> [Task brief]
Every record should be copied exactly, except that pictures are to be omitted.

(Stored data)
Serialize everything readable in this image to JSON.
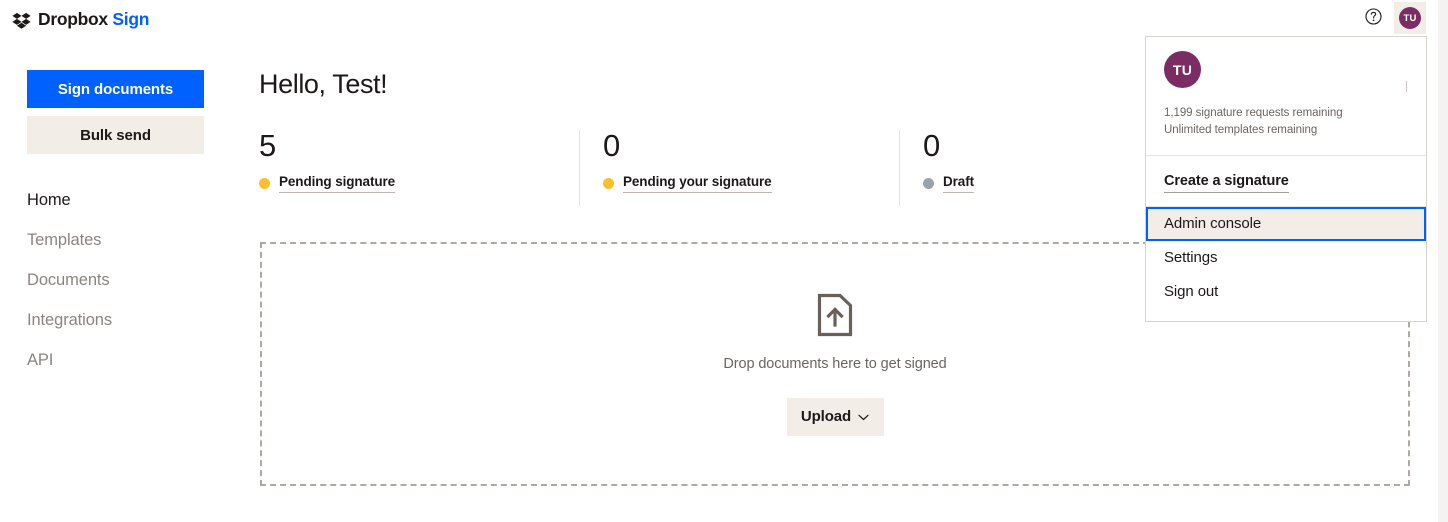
{
  "header": {
    "brand_mark": "dropbox-logo-icon",
    "brand_name": "Dropbox",
    "brand_product": "Sign",
    "help_icon": "help-circle-icon",
    "avatar_initials": "TU"
  },
  "sidebar": {
    "primary_button": "Sign documents",
    "secondary_button": "Bulk send",
    "nav_items": [
      {
        "label": "Home",
        "active": true
      },
      {
        "label": "Templates",
        "active": false
      },
      {
        "label": "Documents",
        "active": false
      },
      {
        "label": "Integrations",
        "active": false
      },
      {
        "label": "API",
        "active": false
      }
    ]
  },
  "main": {
    "greeting": "Hello, Test!",
    "stats": [
      {
        "value": "5",
        "label": "Pending signature",
        "dot_color": "#fbc02d"
      },
      {
        "value": "0",
        "label": "Pending your signature",
        "dot_color": "#fbc02d"
      },
      {
        "value": "0",
        "label": "Draft",
        "dot_color": "#9aa3ab"
      }
    ],
    "dropzone": {
      "icon": "document-upload-icon",
      "text": "Drop documents here to get signed",
      "upload_button": "Upload",
      "upload_chevron": "chevron-down-icon"
    }
  },
  "dropdown": {
    "avatar_initials": "TU",
    "quota_signatures": "1,199 signature requests remaining",
    "quota_templates": "Unlimited templates remaining",
    "create_signature": "Create a signature",
    "menu_items": [
      {
        "label": "Admin console",
        "focused": true
      },
      {
        "label": "Settings",
        "focused": false
      },
      {
        "label": "Sign out",
        "focused": false
      }
    ]
  },
  "colors": {
    "brand_blue": "#0061ff",
    "beige": "#f3ede8",
    "avatar_purple": "#7b2c63",
    "text_dark": "#1e1919",
    "text_muted": "#8a8580",
    "dashed_border": "#b0a9a2",
    "focus_blue": "#0061ff"
  }
}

> [Result of this task]
Serialize everything readable in this image to JSON.
{
  "header": {
    "brand_mark": "dropbox-logo-icon",
    "brand_name": "Dropbox",
    "brand_product": "Sign",
    "help_icon": "help-circle-icon",
    "avatar_initials": "TU"
  },
  "sidebar": {
    "primary_button": "Sign documents",
    "secondary_button": "Bulk send",
    "nav_items": [
      {
        "label": "Home",
        "active": true
      },
      {
        "label": "Templates",
        "active": false
      },
      {
        "label": "Documents",
        "active": false
      },
      {
        "label": "Integrations",
        "active": false
      },
      {
        "label": "API",
        "active": false
      }
    ]
  },
  "main": {
    "greeting": "Hello, Test!",
    "stats": [
      {
        "value": "5",
        "label": "Pending signature",
        "dot_color": "#fbc02d"
      },
      {
        "value": "0",
        "label": "Pending your signature",
        "dot_color": "#fbc02d"
      },
      {
        "value": "0",
        "label": "Draft",
        "dot_color": "#9aa3ab"
      }
    ],
    "dropzone": {
      "icon": "document-upload-icon",
      "text": "Drop documents here to get signed",
      "upload_button": "Upload",
      "upload_chevron": "chevron-down-icon"
    }
  },
  "dropdown": {
    "avatar_initials": "TU",
    "quota_signatures": "1,199 signature requests remaining",
    "quota_templates": "Unlimited templates remaining",
    "create_signature": "Create a signature",
    "menu_items": [
      {
        "label": "Admin console",
        "focused": true
      },
      {
        "label": "Settings",
        "focused": false
      },
      {
        "label": "Sign out",
        "focused": false
      }
    ]
  },
  "colors": {
    "brand_blue": "#0061ff",
    "beige": "#f3ede8",
    "avatar_purple": "#7b2c63",
    "text_dark": "#1e1919",
    "text_muted": "#8a8580",
    "dashed_border": "#b0a9a2",
    "focus_blue": "#0061ff"
  }
}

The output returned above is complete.